Give the records again in full, exactly as written.
*** Provided records Section Begins ***
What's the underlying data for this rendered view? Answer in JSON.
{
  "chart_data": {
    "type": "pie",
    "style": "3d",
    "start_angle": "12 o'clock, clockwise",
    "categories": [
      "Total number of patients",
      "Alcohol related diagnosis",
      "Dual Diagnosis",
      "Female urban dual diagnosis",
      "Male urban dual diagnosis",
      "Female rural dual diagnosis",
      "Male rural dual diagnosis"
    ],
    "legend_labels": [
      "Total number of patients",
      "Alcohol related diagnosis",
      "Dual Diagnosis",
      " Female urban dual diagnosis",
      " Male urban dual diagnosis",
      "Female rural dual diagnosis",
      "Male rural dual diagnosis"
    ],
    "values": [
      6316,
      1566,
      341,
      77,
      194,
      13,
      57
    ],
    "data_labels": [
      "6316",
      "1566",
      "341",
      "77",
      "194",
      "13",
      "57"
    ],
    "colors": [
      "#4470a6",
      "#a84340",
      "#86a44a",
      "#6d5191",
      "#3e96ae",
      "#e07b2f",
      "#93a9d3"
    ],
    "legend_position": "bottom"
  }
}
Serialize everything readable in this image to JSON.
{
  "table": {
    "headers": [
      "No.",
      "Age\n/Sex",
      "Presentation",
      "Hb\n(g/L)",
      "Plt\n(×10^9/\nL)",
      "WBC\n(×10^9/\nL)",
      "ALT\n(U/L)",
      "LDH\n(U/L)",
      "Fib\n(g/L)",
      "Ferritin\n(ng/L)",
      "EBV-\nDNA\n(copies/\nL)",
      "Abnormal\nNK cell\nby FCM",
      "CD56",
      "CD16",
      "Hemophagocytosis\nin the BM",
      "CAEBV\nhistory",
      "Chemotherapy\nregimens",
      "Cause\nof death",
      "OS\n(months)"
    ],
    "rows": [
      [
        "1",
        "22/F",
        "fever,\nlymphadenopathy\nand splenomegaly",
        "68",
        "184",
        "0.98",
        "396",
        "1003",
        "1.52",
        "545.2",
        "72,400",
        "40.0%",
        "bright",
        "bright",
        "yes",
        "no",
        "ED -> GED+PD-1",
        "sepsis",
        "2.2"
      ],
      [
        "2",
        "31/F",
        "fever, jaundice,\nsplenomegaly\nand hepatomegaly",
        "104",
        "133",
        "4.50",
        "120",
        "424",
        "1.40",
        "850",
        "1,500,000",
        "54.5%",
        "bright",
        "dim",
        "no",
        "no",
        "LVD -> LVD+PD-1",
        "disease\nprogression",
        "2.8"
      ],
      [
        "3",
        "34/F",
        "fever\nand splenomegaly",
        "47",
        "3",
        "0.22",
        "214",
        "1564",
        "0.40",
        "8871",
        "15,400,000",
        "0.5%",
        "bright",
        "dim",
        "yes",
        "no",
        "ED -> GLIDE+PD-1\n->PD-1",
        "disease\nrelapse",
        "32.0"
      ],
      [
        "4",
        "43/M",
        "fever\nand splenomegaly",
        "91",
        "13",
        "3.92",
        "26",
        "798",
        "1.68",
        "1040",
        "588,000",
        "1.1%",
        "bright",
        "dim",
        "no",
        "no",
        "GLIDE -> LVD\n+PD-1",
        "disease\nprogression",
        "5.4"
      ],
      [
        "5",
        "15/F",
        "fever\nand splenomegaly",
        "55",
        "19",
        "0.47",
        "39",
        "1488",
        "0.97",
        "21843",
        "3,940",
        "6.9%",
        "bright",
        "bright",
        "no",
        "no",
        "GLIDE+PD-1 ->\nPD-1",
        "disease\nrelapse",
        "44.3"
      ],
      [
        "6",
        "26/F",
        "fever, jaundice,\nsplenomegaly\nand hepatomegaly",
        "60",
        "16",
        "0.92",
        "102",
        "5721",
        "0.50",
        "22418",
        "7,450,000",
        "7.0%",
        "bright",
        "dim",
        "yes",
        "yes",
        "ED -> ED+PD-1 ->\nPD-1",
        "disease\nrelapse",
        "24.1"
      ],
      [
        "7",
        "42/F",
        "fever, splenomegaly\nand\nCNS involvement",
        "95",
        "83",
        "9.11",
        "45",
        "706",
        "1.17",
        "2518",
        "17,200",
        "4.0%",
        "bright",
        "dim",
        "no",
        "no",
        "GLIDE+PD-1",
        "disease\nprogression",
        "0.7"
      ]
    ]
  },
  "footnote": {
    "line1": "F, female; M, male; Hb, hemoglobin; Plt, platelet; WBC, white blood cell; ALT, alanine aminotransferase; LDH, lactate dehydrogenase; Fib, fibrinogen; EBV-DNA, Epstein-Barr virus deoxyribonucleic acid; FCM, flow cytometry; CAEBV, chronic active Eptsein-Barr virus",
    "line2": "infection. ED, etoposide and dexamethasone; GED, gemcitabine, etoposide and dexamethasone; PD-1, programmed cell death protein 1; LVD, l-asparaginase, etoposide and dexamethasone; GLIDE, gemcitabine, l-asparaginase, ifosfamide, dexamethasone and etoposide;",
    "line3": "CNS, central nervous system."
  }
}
*** Provided records Section Ends ***
- **Exercise result**
What's the underlying data for this rendered view? Answer in JSON.
{
  "chart_data": {
    "type": "pie",
    "style": "3d",
    "start_angle": "12 o'clock, clockwise",
    "categories": [
      "Total number of patients",
      "Alcohol related diagnosis",
      "Dual Diagnosis",
      "Female urban dual diagnosis",
      "Male urban dual diagnosis",
      "Female rural dual diagnosis",
      "Male rural dual diagnosis"
    ],
    "legend_labels": [
      "Total number of patients",
      "Alcohol related diagnosis",
      "Dual Diagnosis",
      " Female urban dual diagnosis",
      " Male urban dual diagnosis",
      "Female rural dual diagnosis",
      "Male rural dual diagnosis"
    ],
    "values": [
      6316,
      1566,
      341,
      77,
      194,
      13,
      57
    ],
    "data_labels": [
      "6316",
      "1566",
      "341",
      "77",
      "194",
      "13",
      "57"
    ],
    "colors": [
      "#4470a6",
      "#a84340",
      "#86a44a",
      "#6d5191",
      "#3e96ae",
      "#e07b2f",
      "#93a9d3"
    ],
    "legend_position": "bottom"
  }
}
Serialize everything readable in this image to JSON.
{
  "table": {
    "headers": [
      "No.",
      "Age\n/Sex",
      "Presentation",
      "Hb\n(g/L)",
      "Plt\n(×10^9/\nL)",
      "WBC\n(×10^9/\nL)",
      "ALT\n(U/L)",
      "LDH\n(U/L)",
      "Fib\n(g/L)",
      "Ferritin\n(ng/L)",
      "EBV-\nDNA\n(copies/\nL)",
      "Abnormal\nNK cell\nby FCM",
      "CD56",
      "CD16",
      "Hemophagocytosis\nin the BM",
      "CAEBV\nhistory",
      "Chemotherapy\nregimens",
      "Cause\nof death",
      "OS\n(months)"
    ],
    "rows": [
      [
        "1",
        "22/F",
        "fever,\nlymphadenopathy\nand splenomegaly",
        "68",
        "184",
        "0.98",
        "396",
        "1003",
        "1.52",
        "545.2",
        "72,400",
        "40.0%",
        "bright",
        "bright",
        "yes",
        "no",
        "ED -> GED+PD-1",
        "sepsis",
        "2.2"
      ],
      [
        "2",
        "31/F",
        "fever, jaundice,\nsplenomegaly\nand hepatomegaly",
        "104",
        "133",
        "4.50",
        "120",
        "424",
        "1.40",
        "850",
        "1,500,000",
        "54.5%",
        "bright",
        "dim",
        "no",
        "no",
        "LVD -> LVD+PD-1",
        "disease\nprogression",
        "2.8"
      ],
      [
        "3",
        "34/F",
        "fever\nand splenomegaly",
        "47",
        "3",
        "0.22",
        "214",
        "1564",
        "0.40",
        "8871",
        "15,400,000",
        "0.5%",
        "bright",
        "dim",
        "yes",
        "no",
        "ED -> GLIDE+PD-1\n->PD-1",
        "disease\nrelapse",
        "32.0"
      ],
      [
        "4",
        "43/M",
        "fever\nand splenomegaly",
        "91",
        "13",
        "3.92",
        "26",
        "798",
        "1.68",
        "1040",
        "588,000",
        "1.1%",
        "bright",
        "dim",
        "no",
        "no",
        "GLIDE -> LVD\n+PD-1",
        "disease\nprogression",
        "5.4"
      ],
      [
        "5",
        "15/F",
        "fever\nand splenomegaly",
        "55",
        "19",
        "0.47",
        "39",
        "1488",
        "0.97",
        "21843",
        "3,940",
        "6.9%",
        "bright",
        "bright",
        "no",
        "no",
        "GLIDE+PD-1 ->\nPD-1",
        "disease\nrelapse",
        "44.3"
      ],
      [
        "6",
        "26/F",
        "fever, jaundice,\nsplenomegaly\nand hepatomegaly",
        "60",
        "16",
        "0.92",
        "102",
        "5721",
        "0.50",
        "22418",
        "7,450,000",
        "7.0%",
        "bright",
        "dim",
        "yes",
        "yes",
        "ED -> ED+PD-1 ->\nPD-1",
        "disease\nrelapse",
        "24.1"
      ],
      [
        "7",
        "42/F",
        "fever, splenomegaly\nand\nCNS involvement",
        "95",
        "83",
        "9.11",
        "45",
        "706",
        "1.17",
        "2518",
        "17,200",
        "4.0%",
        "bright",
        "dim",
        "no",
        "no",
        "GLIDE+PD-1",
        "disease\nprogression",
        "0.7"
      ]
    ]
  },
  "footnote": {
    "line1": "F, female; M, male; Hb, hemoglobin; Plt, platelet; WBC, white blood cell; ALT, alanine aminotransferase; LDH, lactate dehydrogenase; Fib, fibrinogen; EBV-DNA, Epstein-Barr virus deoxyribonucleic acid; FCM, flow cytometry; CAEBV, chronic active Eptsein-Barr virus",
    "line2": "infection. ED, etoposide and dexamethasone; GED, gemcitabine, etoposide and dexamethasone; PD-1, programmed cell death protein 1; LVD, l-asparaginase, etoposide and dexamethasone; GLIDE, gemcitabine, l-asparaginase, ifosfamide, dexamethasone and etoposide;",
    "line3": "CNS, central nervous system."
  }
}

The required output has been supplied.